--- begin ---

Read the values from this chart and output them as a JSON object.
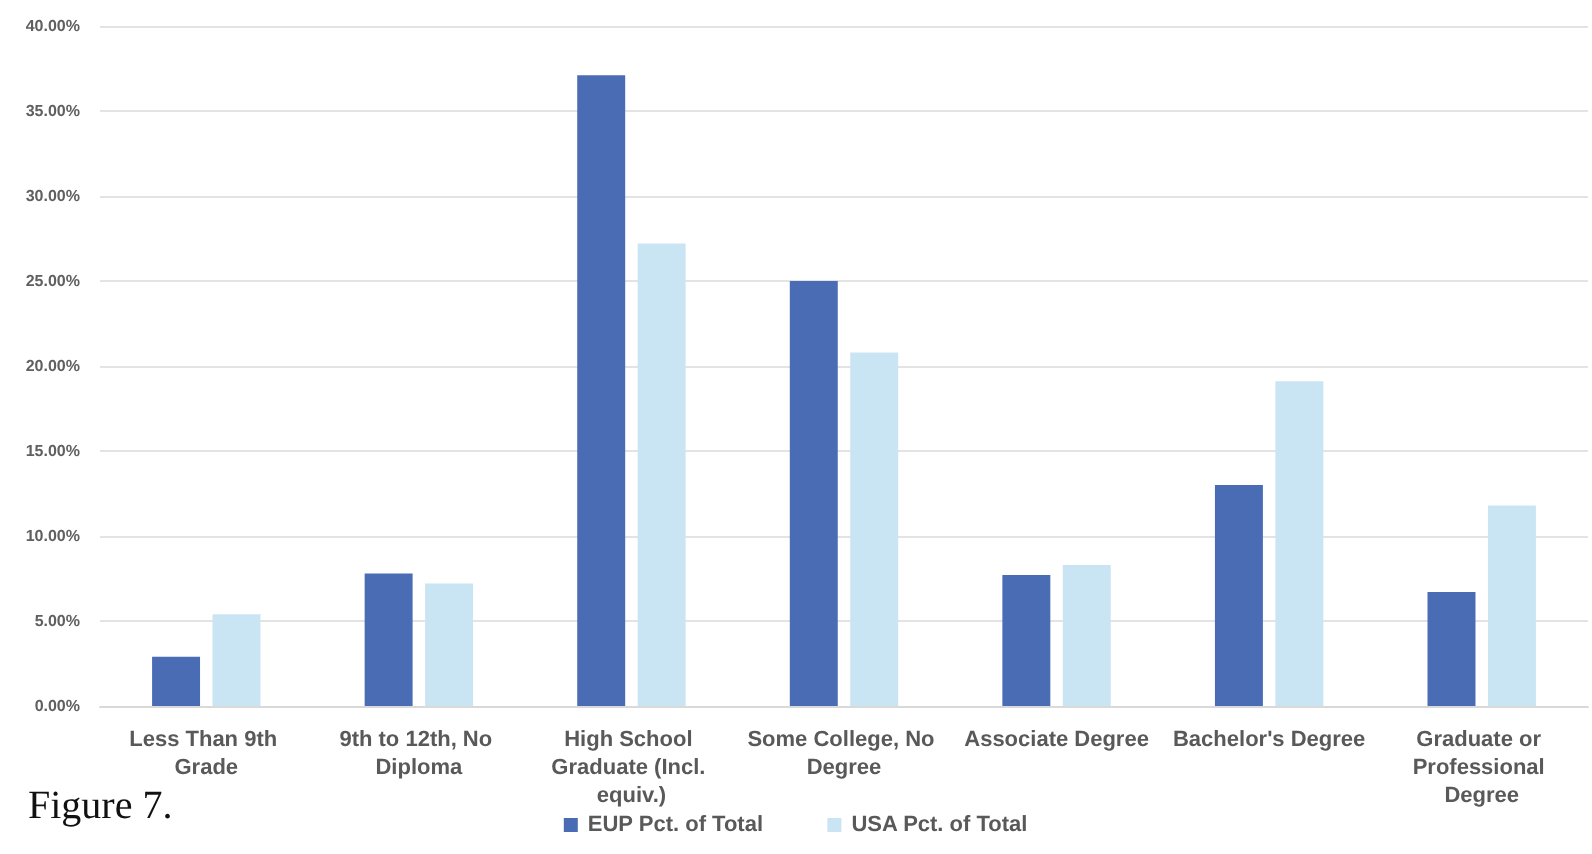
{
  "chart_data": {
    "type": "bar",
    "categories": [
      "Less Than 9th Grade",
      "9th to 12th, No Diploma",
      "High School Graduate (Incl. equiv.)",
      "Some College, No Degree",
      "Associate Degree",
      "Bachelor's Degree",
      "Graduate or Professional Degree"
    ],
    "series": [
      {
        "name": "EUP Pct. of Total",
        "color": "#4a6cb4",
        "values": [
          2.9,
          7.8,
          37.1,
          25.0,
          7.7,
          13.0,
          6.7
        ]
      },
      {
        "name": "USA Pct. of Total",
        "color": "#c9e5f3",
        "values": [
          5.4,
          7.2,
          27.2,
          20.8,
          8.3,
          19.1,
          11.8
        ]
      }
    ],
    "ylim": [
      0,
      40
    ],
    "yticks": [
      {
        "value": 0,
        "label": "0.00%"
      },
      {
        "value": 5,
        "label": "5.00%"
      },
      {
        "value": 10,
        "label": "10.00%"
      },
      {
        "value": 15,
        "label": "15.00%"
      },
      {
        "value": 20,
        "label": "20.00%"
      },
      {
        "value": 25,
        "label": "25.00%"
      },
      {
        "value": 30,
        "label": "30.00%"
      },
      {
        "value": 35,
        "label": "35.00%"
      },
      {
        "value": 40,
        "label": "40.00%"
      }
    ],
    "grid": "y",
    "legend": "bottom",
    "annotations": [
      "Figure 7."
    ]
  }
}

--- end ---

WHAT IS NEEDED → From start to finish, output the listing exactly, but omit its pictures.

EXPECTED ANSWER →
Read the values from this chart and output them as a JSON object.
{
  "chart_data": {
    "type": "bar",
    "categories": [
      "Less Than 9th Grade",
      "9th to 12th, No Diploma",
      "High School Graduate (Incl. equiv.)",
      "Some College, No Degree",
      "Associate Degree",
      "Bachelor's Degree",
      "Graduate or Professional Degree"
    ],
    "series": [
      {
        "name": "EUP Pct. of Total",
        "color": "#4a6cb4",
        "values": [
          2.9,
          7.8,
          37.1,
          25.0,
          7.7,
          13.0,
          6.7
        ]
      },
      {
        "name": "USA Pct. of Total",
        "color": "#c9e5f3",
        "values": [
          5.4,
          7.2,
          27.2,
          20.8,
          8.3,
          19.1,
          11.8
        ]
      }
    ],
    "ylim": [
      0,
      40
    ],
    "yticks": [
      {
        "value": 0,
        "label": "0.00%"
      },
      {
        "value": 5,
        "label": "5.00%"
      },
      {
        "value": 10,
        "label": "10.00%"
      },
      {
        "value": 15,
        "label": "15.00%"
      },
      {
        "value": 20,
        "label": "20.00%"
      },
      {
        "value": 25,
        "label": "25.00%"
      },
      {
        "value": 30,
        "label": "30.00%"
      },
      {
        "value": 35,
        "label": "35.00%"
      },
      {
        "value": 40,
        "label": "40.00%"
      }
    ],
    "grid": "y",
    "legend": "bottom",
    "annotations": [
      "Figure 7."
    ]
  }
}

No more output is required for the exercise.